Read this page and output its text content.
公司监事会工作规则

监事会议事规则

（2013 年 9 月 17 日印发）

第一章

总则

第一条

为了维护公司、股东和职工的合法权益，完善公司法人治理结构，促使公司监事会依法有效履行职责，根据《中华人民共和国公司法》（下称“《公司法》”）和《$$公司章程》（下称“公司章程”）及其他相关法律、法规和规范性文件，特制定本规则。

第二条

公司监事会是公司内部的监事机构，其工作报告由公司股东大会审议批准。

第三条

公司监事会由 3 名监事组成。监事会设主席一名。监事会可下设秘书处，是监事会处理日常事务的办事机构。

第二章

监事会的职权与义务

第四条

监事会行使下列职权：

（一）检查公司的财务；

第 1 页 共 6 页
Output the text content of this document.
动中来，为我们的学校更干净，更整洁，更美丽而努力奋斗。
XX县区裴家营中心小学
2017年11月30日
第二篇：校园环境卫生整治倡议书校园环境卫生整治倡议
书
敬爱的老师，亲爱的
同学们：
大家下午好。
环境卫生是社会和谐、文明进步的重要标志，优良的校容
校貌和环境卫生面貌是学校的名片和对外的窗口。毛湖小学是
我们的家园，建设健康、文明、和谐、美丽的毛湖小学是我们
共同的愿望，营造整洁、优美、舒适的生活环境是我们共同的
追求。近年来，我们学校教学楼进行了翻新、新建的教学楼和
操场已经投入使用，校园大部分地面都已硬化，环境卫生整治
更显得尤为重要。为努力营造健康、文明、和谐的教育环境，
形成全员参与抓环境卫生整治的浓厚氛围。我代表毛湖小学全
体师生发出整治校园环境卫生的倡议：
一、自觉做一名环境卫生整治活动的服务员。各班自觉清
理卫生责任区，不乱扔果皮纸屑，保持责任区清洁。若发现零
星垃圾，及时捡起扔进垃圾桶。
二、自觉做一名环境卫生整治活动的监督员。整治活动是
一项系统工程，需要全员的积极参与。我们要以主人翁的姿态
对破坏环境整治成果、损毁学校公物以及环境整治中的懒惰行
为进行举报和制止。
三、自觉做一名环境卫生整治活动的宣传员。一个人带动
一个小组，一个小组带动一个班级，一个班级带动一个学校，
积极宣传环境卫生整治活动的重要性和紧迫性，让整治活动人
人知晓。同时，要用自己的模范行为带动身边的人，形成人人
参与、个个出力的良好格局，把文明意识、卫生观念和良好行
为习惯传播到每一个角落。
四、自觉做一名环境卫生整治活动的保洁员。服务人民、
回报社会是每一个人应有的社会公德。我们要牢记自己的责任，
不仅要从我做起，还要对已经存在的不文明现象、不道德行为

To do:
Write out every record, exactly as written.

The solution:
Read this page and output its text content.
公司监事会工作规则

监事会议事规则

（2013 年 9 月 17 日印发）

第一章

总则

第一条

为了维护公司、股东和职工的合法权益，完善公司法人治理结构，促使公司监事会依法有效履行职责，根据《中华人民共和国公司法》（下称“《公司法》”）和《$$公司章程》（下称“公司章程”）及其他相关法律、法规和规范性文件，特制定本规则。

第二条

公司监事会是公司内部的监事机构，其工作报告由公司股东大会审议批准。

第三条

公司监事会由 3 名监事组成。监事会设主席一名。监事会可下设秘书处，是监事会处理日常事务的办事机构。

第二章

监事会的职权与义务

第四条

监事会行使下列职权：

（一）检查公司的财务；

第 1 页 共 6 页
Output the text content of this document.
动中来，为我们的学校更干净，更整洁，更美丽而努力奋斗。
XX县区裴家营中心小学
2017年11月30日
第二篇：校园环境卫生整治倡议书校园环境卫生整治倡议
书
敬爱的老师，亲爱的
同学们：
大家下午好。
环境卫生是社会和谐、文明进步的重要标志，优良的校容
校貌和环境卫生面貌是学校的名片和对外的窗口。毛湖小学是
我们的家园，建设健康、文明、和谐、美丽的毛湖小学是我们
共同的愿望，营造整洁、优美、舒适的生活环境是我们共同的
追求。近年来，我们学校教学楼进行了翻新、新建的教学楼和
操场已经投入使用，校园大部分地面都已硬化，环境卫生整治
更显得尤为重要。为努力营造健康、文明、和谐的教育环境，
形成全员参与抓环境卫生整治的浓厚氛围。我代表毛湖小学全
体师生发出整治校园环境卫生的倡议：
一、自觉做一名环境卫生整治活动的服务员。各班自觉清
理卫生责任区，不乱扔果皮纸屑，保持责任区清洁。若发现零
星垃圾，及时捡起扔进垃圾桶。
二、自觉做一名环境卫生整治活动的监督员。整治活动是
一项系统工程，需要全员的积极参与。我们要以主人翁的姿态
对破坏环境整治成果、损毁学校公物以及环境整治中的懒惰行
为进行举报和制止。
三、自觉做一名环境卫生整治活动的宣传员。一个人带动
一个小组，一个小组带动一个班级，一个班级带动一个学校，
积极宣传环境卫生整治活动的重要性和紧迫性，让整治活动人
人知晓。同时，要用自己的模范行为带动身边的人，形成人人
参与、个个出力的良好格局，把文明意识、卫生观念和良好行
为习惯传播到每一个角落。
四、自觉做一名环境卫生整治活动的保洁员。服务人民、
回报社会是每一个人应有的社会公德。我们要牢记自己的责任，
不仅要从我做起，还要对已经存在的不文明现象、不道德行为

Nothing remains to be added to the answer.